* Directions
Copy the material below from the line containing "arrow-right-icon [202,193,214,203]" through the line containing "card-subtitle: Avaa ilmoituksen luonnin [70,267,153,276]", swapping "card-subtitle" for "card-caption" and leaving everything else unchanged.

* Data for this exercise

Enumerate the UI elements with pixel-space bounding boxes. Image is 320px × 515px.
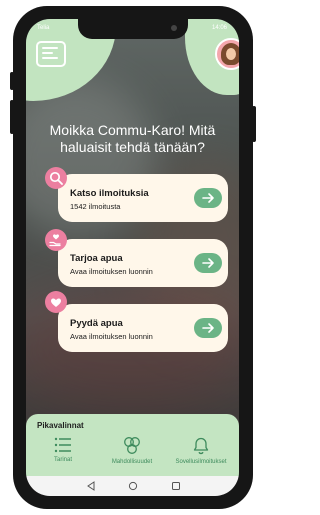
arrow-right-icon [202,193,214,203]
card-subtitle: 1542 ilmoitusta [70,202,121,211]
tab-label: Mahdollisuudet [111,459,153,465]
app-screen: Telia 14:06 Moikka Commu-Karo! Mitä halu… [26,19,239,496]
card-title: Tarjoa apua [70,253,123,264]
tab-stories[interactable]: Tarinat [33,436,93,463]
quick-actions-panel: Pikavalinnat Tarinat Mahdollisuudet Sove [26,414,239,476]
arrow-right-icon [202,323,214,333]
system-navigation-bar [26,476,239,496]
card-subtitle: Avaa ilmoituksen luonnin [70,332,153,341]
search-icon [45,167,67,189]
menu-button[interactable] [36,41,66,67]
menu-icon [42,47,58,49]
card-request-help[interactable]: Pyydä apua Avaa ilmoituksen luonnin [58,304,228,352]
arrow-right-button[interactable] [194,318,222,338]
arrow-right-button[interactable] [194,188,222,208]
avatar[interactable] [215,38,239,70]
back-icon[interactable] [86,481,96,491]
list-icon [54,437,71,453]
status-carrier: Telia [37,25,50,31]
heart-icon [45,291,67,313]
home-icon[interactable] [128,481,138,491]
card-title: Katso ilmoituksia [70,188,149,199]
circles-icon [124,437,140,454]
card-browse-listings[interactable]: Katso ilmoituksia 1542 ilmoitusta [58,174,228,222]
tab-opportunities[interactable]: Mahdollisuudet [102,436,162,465]
card-title: Pyydä apua [70,318,123,329]
status-time: 14:06 [211,25,227,31]
card-subtitle: Avaa ilmoituksen luonnin [70,267,153,276]
tab-app-notifications[interactable]: Sovellusilmoitukset [171,436,231,465]
quick-actions-title: Pikavalinnat [37,421,84,430]
greeting-text: Moikka Commu-Karo! Mitä haluaisit tehdä … [49,122,216,155]
card-offer-help[interactable]: Tarjoa apua Avaa ilmoituksen luonnin [58,239,228,287]
recents-icon[interactable] [171,481,181,491]
arrow-right-button[interactable] [194,253,222,273]
hand-heart-icon [45,229,67,251]
tab-label: Sovellusilmoitukset [175,459,227,465]
bell-icon [193,437,209,455]
tab-label: Tarinat [53,457,72,463]
camera-notch [78,19,188,39]
arrow-right-icon [202,258,214,268]
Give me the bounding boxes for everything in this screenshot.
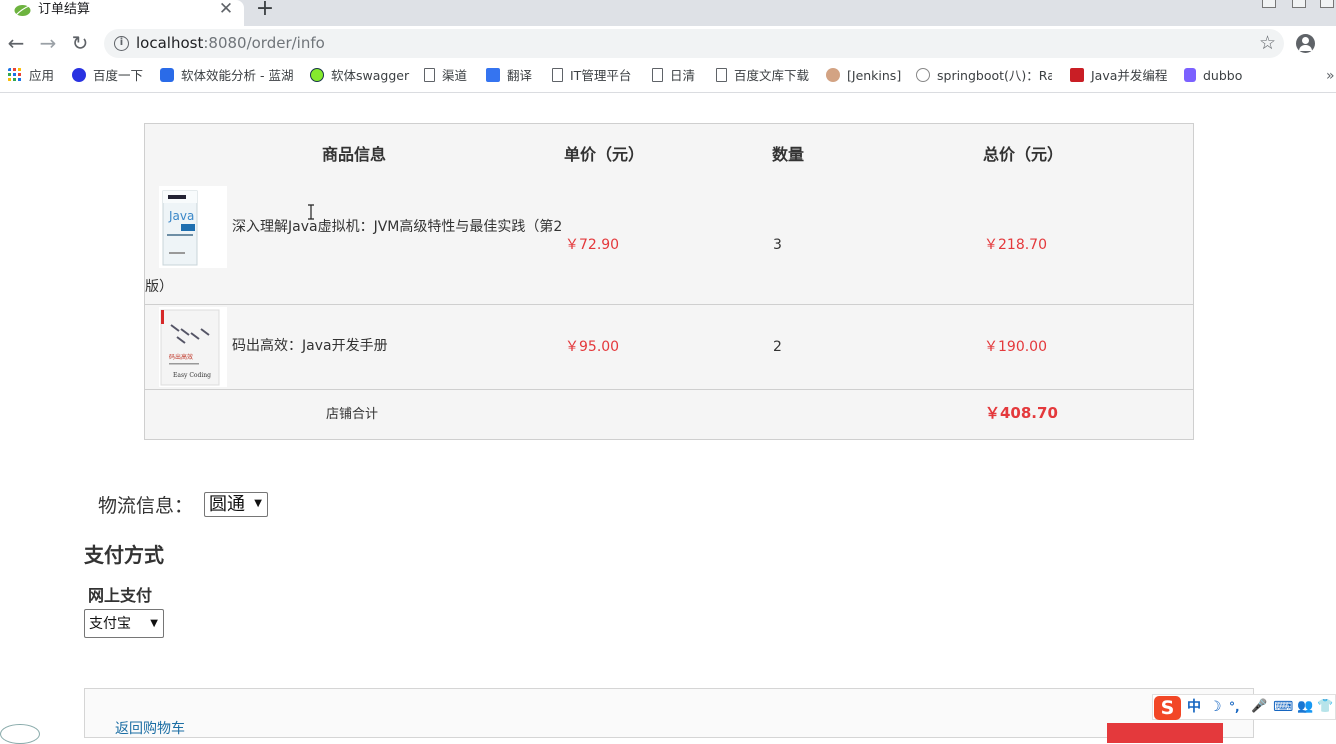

* Result for this exercise
arrow-right-icon [202,193,214,203]
card-caption: 1542 ilmoitusta [70,202,121,211]
tab-label: Mahdollisuudet [111,459,153,465]
app-screen: Telia 14:06 Moikka Commu-Karo! Mitä halu… [26,19,239,496]
card-title: Tarjoa apua [70,253,123,264]
tab-stories[interactable]: Tarinat [33,436,93,463]
quick-actions-panel: Pikavalinnat Tarinat Mahdollisuudet Sove [26,414,239,476]
arrow-right-icon [202,323,214,333]
system-navigation-bar [26,476,239,496]
card-caption: Avaa ilmoituksen luonnin [70,332,153,341]
search-icon [45,167,67,189]
menu-button[interactable] [36,41,66,67]
menu-icon [42,47,58,49]
card-request-help[interactable]: Pyydä apua Avaa ilmoituksen luonnin [58,304,228,352]
arrow-right-button[interactable] [194,318,222,338]
arrow-right-button[interactable] [194,188,222,208]
avatar[interactable] [215,38,239,70]
back-icon[interactable] [86,481,96,491]
list-icon [54,437,71,453]
status-carrier: Telia [37,25,50,31]
heart-icon [45,291,67,313]
home-icon[interactable] [128,481,138,491]
card-title: Katso ilmoituksia [70,188,149,199]
circles-icon [124,437,140,454]
card-browse-listings[interactable]: Katso ilmoituksia 1542 ilmoitusta [58,174,228,222]
tab-opportunities[interactable]: Mahdollisuudet [102,436,162,465]
card-title: Pyydä apua [70,318,123,329]
status-time: 14:06 [211,25,227,31]
card-caption: Avaa ilmoituksen luonnin [70,267,153,276]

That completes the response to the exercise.